## start LISTING

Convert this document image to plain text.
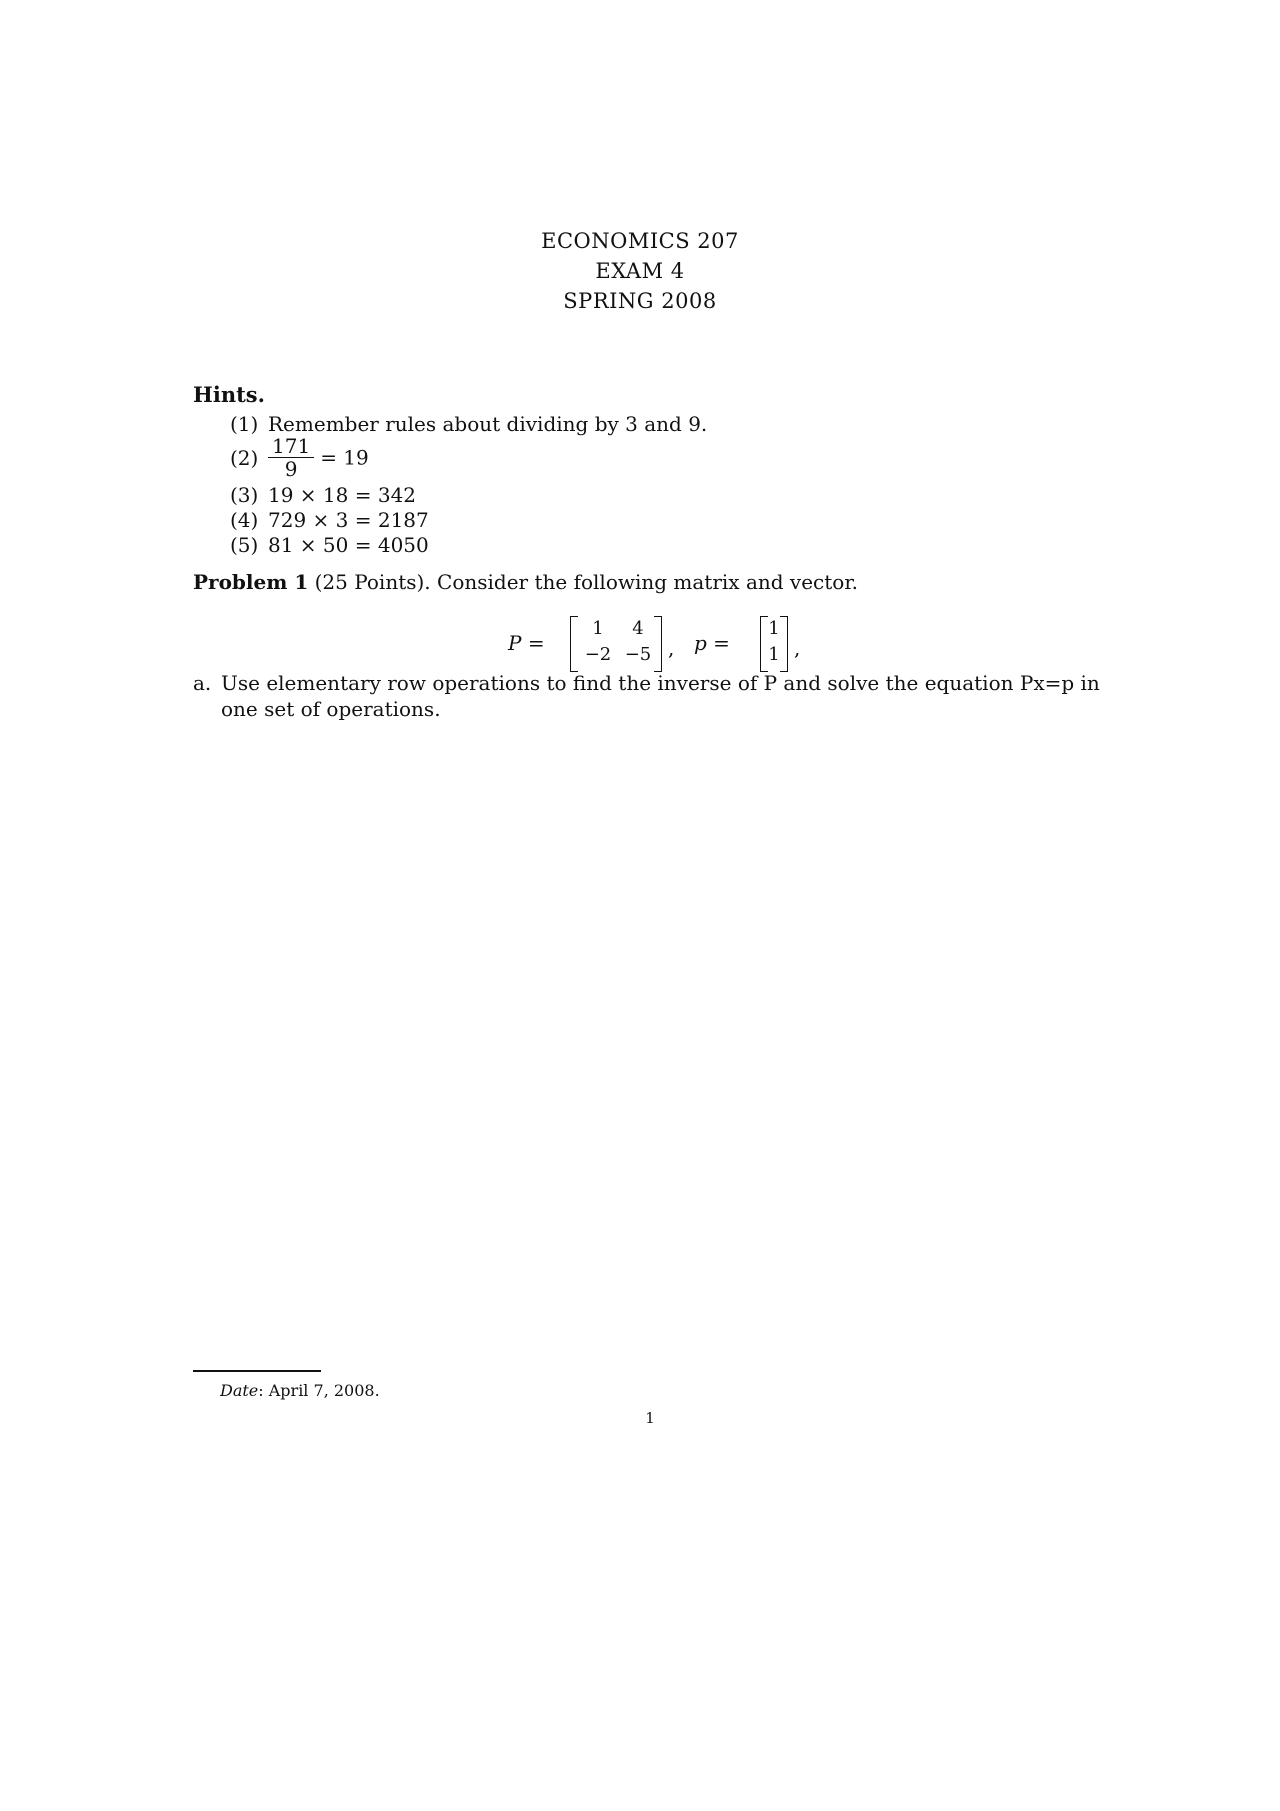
ECONOMICS 207
EXAM 4
SPRING 2008
Hints.
(1) Remember rules about dividing by 3 and 9.
$(2) \frac{171}{9} = 19$
(3) 19 × 18 = 342
(4) 729 × 3 = 2187
(5) 81 × 50 = 4050
Problem 1 (25 Points). Consider the following matrix and vector.
P =
1	4
−2 −5 , p =
1
1 ,
a. Use elementary row operations to find the inverse of P and solve the equation Px=p in one set of operations.
Date: April 7, 2008.
1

## end LISTING

### TASK TO CARRY OUT
Leave out the pictures and output every record above precisely as given.

### RESPONSE TO THIS EXERCISE
Convert this document image to plain text.
ECONOMICS 207
EXAM 4
SPRING 2008
Hints.
(1) Remember rules about dividing by 3 and 9.
$(2) \frac{171}{9} = 19$
(3) 19 × 18 = 342
(4) 729 × 3 = 2187
(5) 81 × 50 = 4050
Problem 1 (25 Points). Consider the following matrix and vector.
P =
1	4
−2 −5 , p =
1
1 ,
a. Use elementary row operations to find the inverse of P and solve the equation Px=p in one set of operations.
Date: April 7, 2008.
1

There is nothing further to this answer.